In the copy, include every entry exactly but none of the pictures.

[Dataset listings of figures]
# # # # #
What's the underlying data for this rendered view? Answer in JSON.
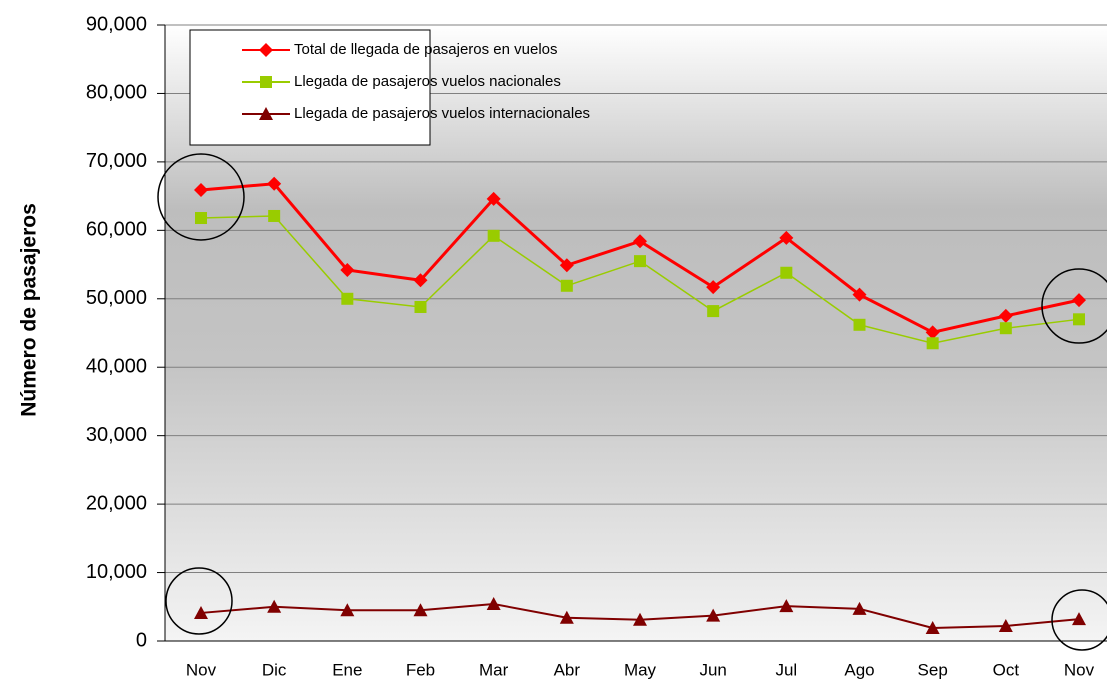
{
  "chart_data": {
    "type": "line",
    "y_label": "Número de pasajeros",
    "categories": [
      "Nov",
      "Dic",
      "Ene",
      "Feb",
      "Mar",
      "Abr",
      "May",
      "Jun",
      "Jul",
      "Ago",
      "Sep",
      "Oct",
      "Nov"
    ],
    "series": [
      {
        "name": "Total de llegada de pasajeros en vuelos",
        "color": "#ff0000",
        "marker": "diamond",
        "values": [
          65900,
          66800,
          54200,
          52700,
          64600,
          54900,
          58400,
          51700,
          58900,
          50600,
          45100,
          47500,
          49800
        ]
      },
      {
        "name": "Llegada de pasajeros vuelos nacionales",
        "color": "#99cc00",
        "marker": "square",
        "values": [
          61800,
          62100,
          50000,
          48800,
          59200,
          51900,
          55500,
          48200,
          53800,
          46200,
          43500,
          45700,
          47000
        ]
      },
      {
        "name": "Llegada de pasajeros vuelos internacionales",
        "color": "#800000",
        "marker": "triangle",
        "values": [
          4100,
          5000,
          4500,
          4500,
          5400,
          3400,
          3100,
          3700,
          5100,
          4700,
          1900,
          2200,
          3200
        ]
      }
    ],
    "ylim": [
      0,
      90000
    ],
    "yticks": [
      0,
      {
        "value": 10000,
        "label": "10,000"
      },
      {
        "value": 20000,
        "label": "20,000"
      },
      {
        "value": 30000,
        "label": "30,000"
      },
      {
        "value": 40000,
        "label": "40,000"
      },
      {
        "value": 50000,
        "label": "50,000"
      },
      {
        "value": 60000,
        "label": "60,000"
      },
      {
        "value": 70000,
        "label": "70,000"
      },
      {
        "value": 80000,
        "label": "80,000"
      },
      {
        "value": 90000,
        "label": "90,000"
      }
    ],
    "grid": true,
    "legend": "upper left"
  }
}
# # # # #
**Answer to this exercise**
What's the underlying data for this rendered view? Answer in JSON.
{
  "chart_data": {
    "type": "line",
    "y_label": "Número de pasajeros",
    "categories": [
      "Nov",
      "Dic",
      "Ene",
      "Feb",
      "Mar",
      "Abr",
      "May",
      "Jun",
      "Jul",
      "Ago",
      "Sep",
      "Oct",
      "Nov"
    ],
    "series": [
      {
        "name": "Total de llegada de pasajeros en vuelos",
        "color": "#ff0000",
        "marker": "diamond",
        "values": [
          65900,
          66800,
          54200,
          52700,
          64600,
          54900,
          58400,
          51700,
          58900,
          50600,
          45100,
          47500,
          49800
        ]
      },
      {
        "name": "Llegada de pasajeros vuelos nacionales",
        "color": "#99cc00",
        "marker": "square",
        "values": [
          61800,
          62100,
          50000,
          48800,
          59200,
          51900,
          55500,
          48200,
          53800,
          46200,
          43500,
          45700,
          47000
        ]
      },
      {
        "name": "Llegada de pasajeros vuelos internacionales",
        "color": "#800000",
        "marker": "triangle",
        "values": [
          4100,
          5000,
          4500,
          4500,
          5400,
          3400,
          3100,
          3700,
          5100,
          4700,
          1900,
          2200,
          3200
        ]
      }
    ],
    "ylim": [
      0,
      90000
    ],
    "yticks": [
      0,
      {
        "value": 10000,
        "label": "10,000"
      },
      {
        "value": 20000,
        "label": "20,000"
      },
      {
        "value": 30000,
        "label": "30,000"
      },
      {
        "value": 40000,
        "label": "40,000"
      },
      {
        "value": 50000,
        "label": "50,000"
      },
      {
        "value": 60000,
        "label": "60,000"
      },
      {
        "value": 70000,
        "label": "70,000"
      },
      {
        "value": 80000,
        "label": "80,000"
      },
      {
        "value": 90000,
        "label": "90,000"
      }
    ],
    "grid": true,
    "legend": "upper left"
  }
}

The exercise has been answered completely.